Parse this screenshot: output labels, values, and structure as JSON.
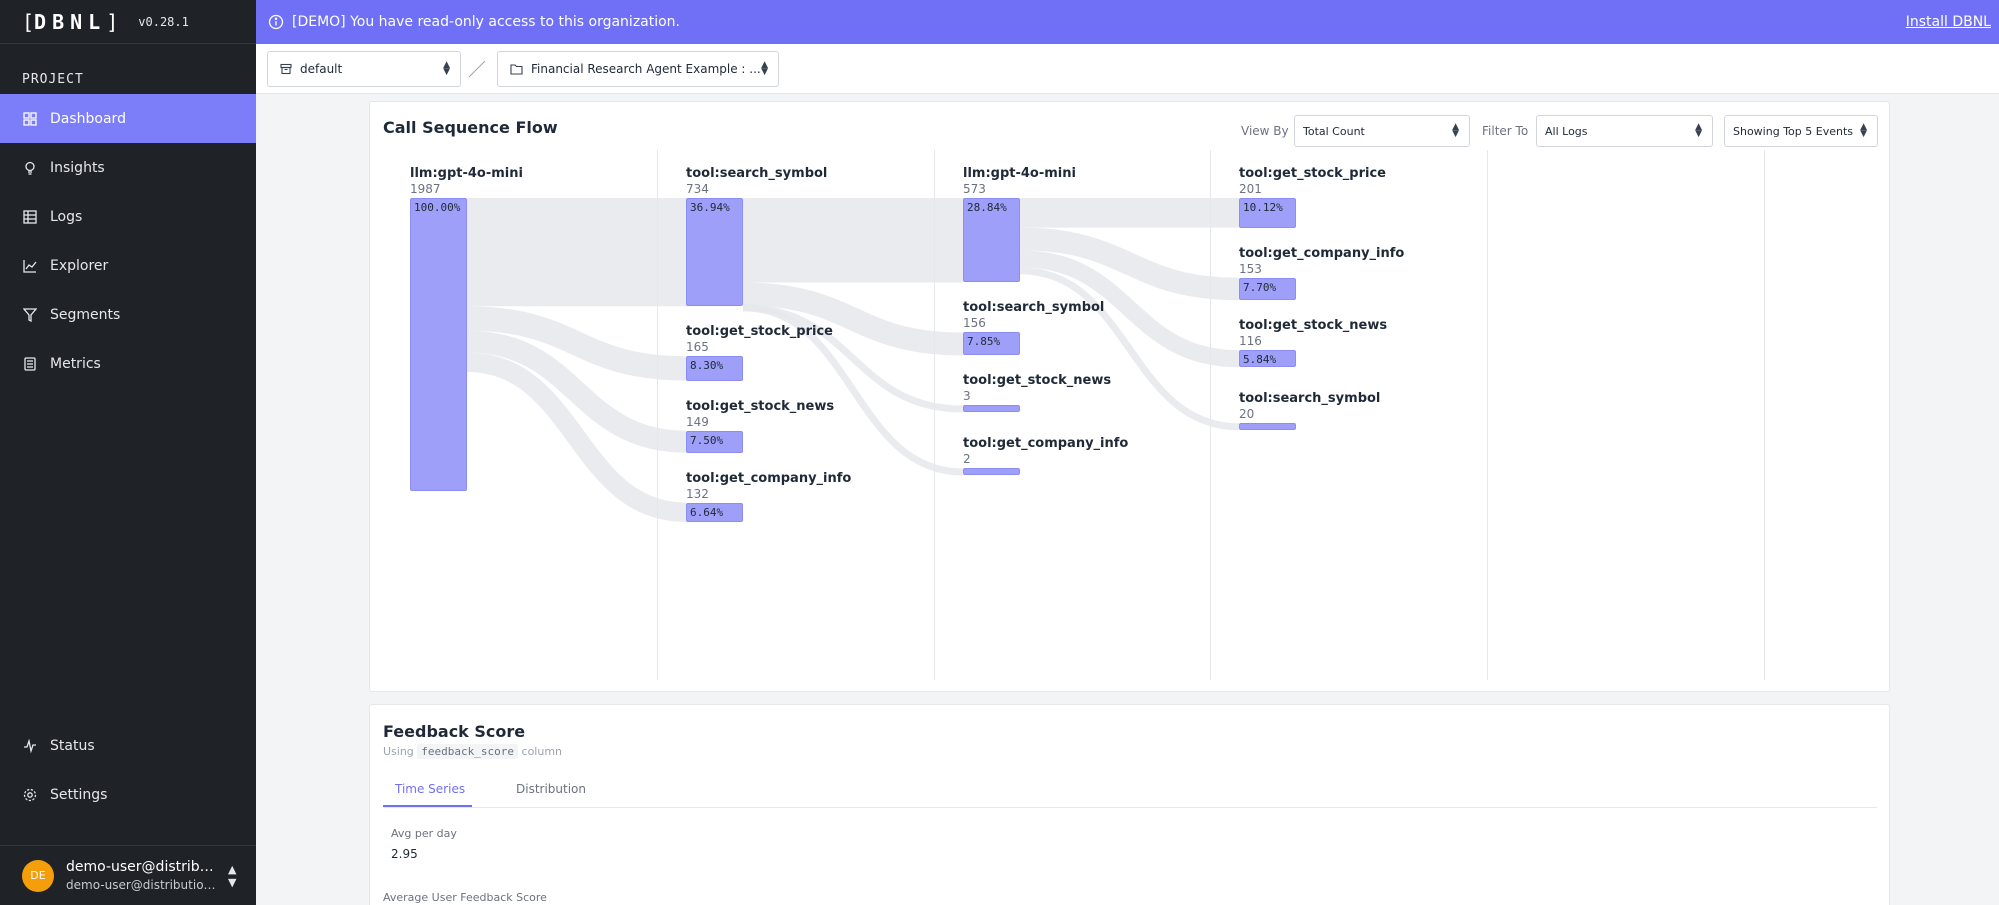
{
  "sidebar": {
    "logo": "DBNL",
    "version": "v0.28.1",
    "section_label": "PROJECT",
    "items": [
      {
        "label": "Dashboard",
        "icon": "dashboard-icon"
      },
      {
        "label": "Insights",
        "icon": "lightbulb-icon"
      },
      {
        "label": "Logs",
        "icon": "table-icon"
      },
      {
        "label": "Explorer",
        "icon": "line-chart-icon"
      },
      {
        "label": "Segments",
        "icon": "filter-icon"
      },
      {
        "label": "Metrics",
        "icon": "calculator-icon"
      }
    ],
    "bottom_items": [
      {
        "label": "Status",
        "icon": "activity-icon"
      },
      {
        "label": "Settings",
        "icon": "gear-icon"
      }
    ],
    "user": {
      "initials": "DE",
      "name": "demo-user@distribu...",
      "email": "demo-user@distributiona..."
    }
  },
  "banner": {
    "message": "[DEMO] You have read-only access to this organization.",
    "install_link": "Install DBNL"
  },
  "topbar": {
    "namespace_select": "default",
    "project_select": "Financial Research Agent Example : ..."
  },
  "flow_card": {
    "title": "Call Sequence Flow",
    "view_by_label": "View By",
    "view_by_value": "Total Count",
    "filter_to_label": "Filter To",
    "filter_to_value": "All Logs",
    "top_events_value": "Showing Top 5 Events"
  },
  "flow": {
    "columns": [
      [
        {
          "label": "llm:gpt-4o-mini",
          "count": "1987",
          "pct": "100.00%",
          "value": 1987
        }
      ],
      [
        {
          "label": "tool:search_symbol",
          "count": "734",
          "pct": "36.94%",
          "value": 734
        },
        {
          "label": "tool:get_stock_price",
          "count": "165",
          "pct": "8.30%",
          "value": 165
        },
        {
          "label": "tool:get_stock_news",
          "count": "149",
          "pct": "7.50%",
          "value": 149
        },
        {
          "label": "tool:get_company_info",
          "count": "132",
          "pct": "6.64%",
          "value": 132
        }
      ],
      [
        {
          "label": "llm:gpt-4o-mini",
          "count": "573",
          "pct": "28.84%",
          "value": 573
        },
        {
          "label": "tool:search_symbol",
          "count": "156",
          "pct": "7.85%",
          "value": 156
        },
        {
          "label": "tool:get_stock_news",
          "count": "3",
          "pct": "",
          "value": 3
        },
        {
          "label": "tool:get_company_info",
          "count": "2",
          "pct": "",
          "value": 2
        }
      ],
      [
        {
          "label": "tool:get_stock_price",
          "count": "201",
          "pct": "10.12%",
          "value": 201
        },
        {
          "label": "tool:get_company_info",
          "count": "153",
          "pct": "7.70%",
          "value": 153
        },
        {
          "label": "tool:get_stock_news",
          "count": "116",
          "pct": "5.84%",
          "value": 116
        },
        {
          "label": "tool:search_symbol",
          "count": "20",
          "pct": "",
          "value": 20
        }
      ]
    ]
  },
  "feedback_card": {
    "title": "Feedback Score",
    "using_prefix": "Using",
    "column_name": "feedback_score",
    "using_suffix": "column",
    "tabs": [
      "Time Series",
      "Distribution"
    ],
    "avg_label": "Avg per day",
    "avg_value": "2.95",
    "chart_title": "Average User Feedback Score"
  },
  "colors": {
    "accent": "#7c7df8",
    "banner": "#6f70f5",
    "sidebar_bg": "#1f2328",
    "node": "#9e9ff8",
    "link": "#e5e7eb"
  }
}
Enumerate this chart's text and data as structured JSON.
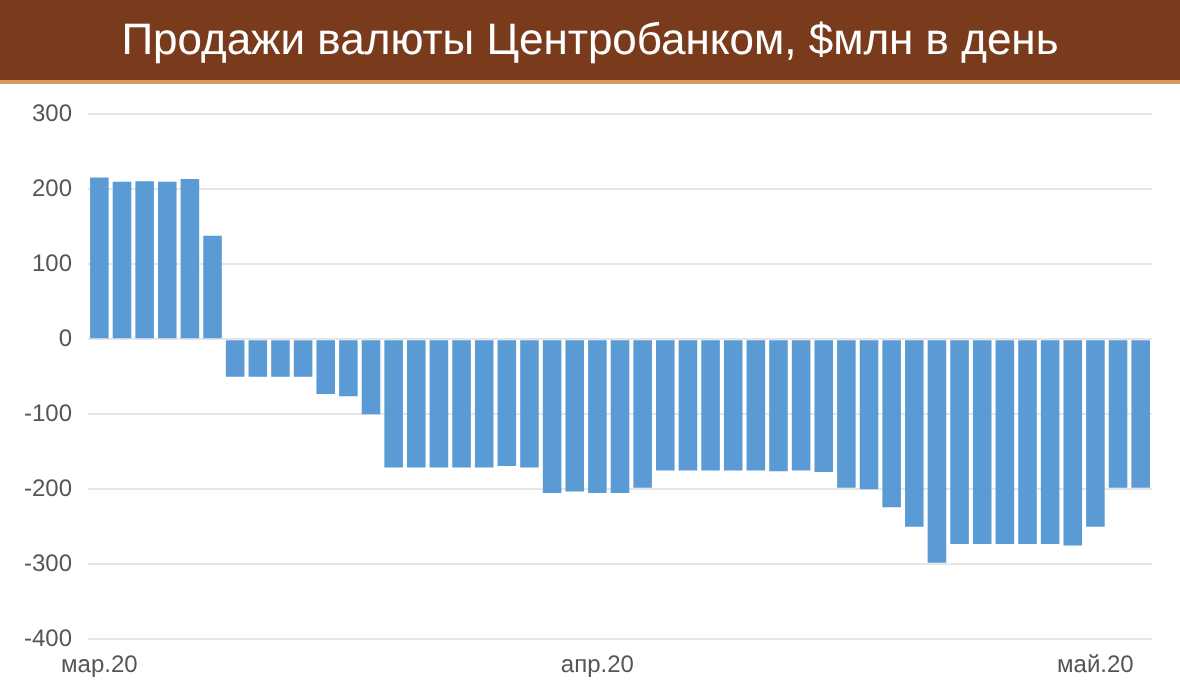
{
  "chart_data": {
    "type": "bar",
    "title": "Продажи валюты Центробанком, $млн в день",
    "categories": [
      "мар.20",
      null,
      null,
      null,
      null,
      null,
      null,
      null,
      null,
      null,
      null,
      null,
      null,
      null,
      null,
      null,
      null,
      null,
      null,
      null,
      null,
      null,
      "апр.20",
      null,
      null,
      null,
      null,
      null,
      null,
      null,
      null,
      null,
      null,
      null,
      null,
      null,
      null,
      null,
      null,
      null,
      null,
      null,
      null,
      null,
      "май.20",
      null,
      null
    ],
    "values": [
      216,
      210,
      211,
      210,
      214,
      138,
      -50,
      -50,
      -50,
      -50,
      -73,
      -76,
      -100,
      -171,
      -171,
      -171,
      -171,
      -171,
      -169,
      -171,
      -205,
      -203,
      -205,
      -205,
      -198,
      -175,
      -175,
      -175,
      -175,
      -175,
      -176,
      -175,
      -177,
      -198,
      -200,
      -224,
      -250,
      -298,
      -273,
      -273,
      -273,
      -273,
      -273,
      -275,
      -250,
      -198,
      -198
    ],
    "color": "#5b9bd5",
    "ylim": [
      -400,
      300
    ],
    "yticks": [
      -400,
      -300,
      -200,
      -100,
      0,
      100,
      200,
      300
    ],
    "grid": "y"
  }
}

━━━

Directions for this task >> Reproduce the data above in full, exactly as it is, with the pictures left out.

Response >>
Parse this screenshot: output labels, values, and structure as JSON.
{
  "sidebar": {
    "logo": "DBNL",
    "version": "v0.28.1",
    "section_label": "PROJECT",
    "items": [
      {
        "label": "Dashboard",
        "icon": "dashboard-icon"
      },
      {
        "label": "Insights",
        "icon": "lightbulb-icon"
      },
      {
        "label": "Logs",
        "icon": "table-icon"
      },
      {
        "label": "Explorer",
        "icon": "line-chart-icon"
      },
      {
        "label": "Segments",
        "icon": "filter-icon"
      },
      {
        "label": "Metrics",
        "icon": "calculator-icon"
      }
    ],
    "bottom_items": [
      {
        "label": "Status",
        "icon": "activity-icon"
      },
      {
        "label": "Settings",
        "icon": "gear-icon"
      }
    ],
    "user": {
      "initials": "DE",
      "name": "demo-user@distribu...",
      "email": "demo-user@distributiona..."
    }
  },
  "banner": {
    "message": "[DEMO] You have read-only access to this organization.",
    "install_link": "Install DBNL"
  },
  "topbar": {
    "namespace_select": "default",
    "project_select": "Financial Research Agent Example : ..."
  },
  "flow_card": {
    "title": "Call Sequence Flow",
    "view_by_label": "View By",
    "view_by_value": "Total Count",
    "filter_to_label": "Filter To",
    "filter_to_value": "All Logs",
    "top_events_value": "Showing Top 5 Events"
  },
  "flow": {
    "columns": [
      [
        {
          "label": "llm:gpt-4o-mini",
          "count": "1987",
          "pct": "100.00%",
          "value": 1987
        }
      ],
      [
        {
          "label": "tool:search_symbol",
          "count": "734",
          "pct": "36.94%",
          "value": 734
        },
        {
          "label": "tool:get_stock_price",
          "count": "165",
          "pct": "8.30%",
          "value": 165
        },
        {
          "label": "tool:get_stock_news",
          "count": "149",
          "pct": "7.50%",
          "value": 149
        },
        {
          "label": "tool:get_company_info",
          "count": "132",
          "pct": "6.64%",
          "value": 132
        }
      ],
      [
        {
          "label": "llm:gpt-4o-mini",
          "count": "573",
          "pct": "28.84%",
          "value": 573
        },
        {
          "label": "tool:search_symbol",
          "count": "156",
          "pct": "7.85%",
          "value": 156
        },
        {
          "label": "tool:get_stock_news",
          "count": "3",
          "pct": "",
          "value": 3
        },
        {
          "label": "tool:get_company_info",
          "count": "2",
          "pct": "",
          "value": 2
        }
      ],
      [
        {
          "label": "tool:get_stock_price",
          "count": "201",
          "pct": "10.12%",
          "value": 201
        },
        {
          "label": "tool:get_company_info",
          "count": "153",
          "pct": "7.70%",
          "value": 153
        },
        {
          "label": "tool:get_stock_news",
          "count": "116",
          "pct": "5.84%",
          "value": 116
        },
        {
          "label": "tool:search_symbol",
          "count": "20",
          "pct": "",
          "value": 20
        }
      ]
    ]
  },
  "feedback_card": {
    "title": "Feedback Score",
    "using_prefix": "Using",
    "column_name": "feedback_score",
    "using_suffix": "column",
    "tabs": [
      "Time Series",
      "Distribution"
    ],
    "avg_label": "Avg per day",
    "avg_value": "2.95",
    "chart_title": "Average User Feedback Score"
  },
  "colors": {
    "accent": "#7c7df8",
    "banner": "#6f70f5",
    "sidebar_bg": "#1f2328",
    "node": "#9e9ff8",
    "link": "#e5e7eb"
  }
}
Enumerate this chart's text and data as structured JSON.
{
  "chart_data": {
    "type": "bar",
    "title": "Продажи валюты Центробанком, $млн в день",
    "categories": [
      "мар.20",
      null,
      null,
      null,
      null,
      null,
      null,
      null,
      null,
      null,
      null,
      null,
      null,
      null,
      null,
      null,
      null,
      null,
      null,
      null,
      null,
      null,
      "апр.20",
      null,
      null,
      null,
      null,
      null,
      null,
      null,
      null,
      null,
      null,
      null,
      null,
      null,
      null,
      null,
      null,
      null,
      null,
      null,
      null,
      null,
      "май.20",
      null,
      null
    ],
    "values": [
      216,
      210,
      211,
      210,
      214,
      138,
      -50,
      -50,
      -50,
      -50,
      -73,
      -76,
      -100,
      -171,
      -171,
      -171,
      -171,
      -171,
      -169,
      -171,
      -205,
      -203,
      -205,
      -205,
      -198,
      -175,
      -175,
      -175,
      -175,
      -175,
      -176,
      -175,
      -177,
      -198,
      -200,
      -224,
      -250,
      -298,
      -273,
      -273,
      -273,
      -273,
      -273,
      -275,
      -250,
      -198,
      -198
    ],
    "color": "#5b9bd5",
    "ylim": [
      -400,
      300
    ],
    "yticks": [
      -400,
      -300,
      -200,
      -100,
      0,
      100,
      200,
      300
    ],
    "grid": "y"
  }
}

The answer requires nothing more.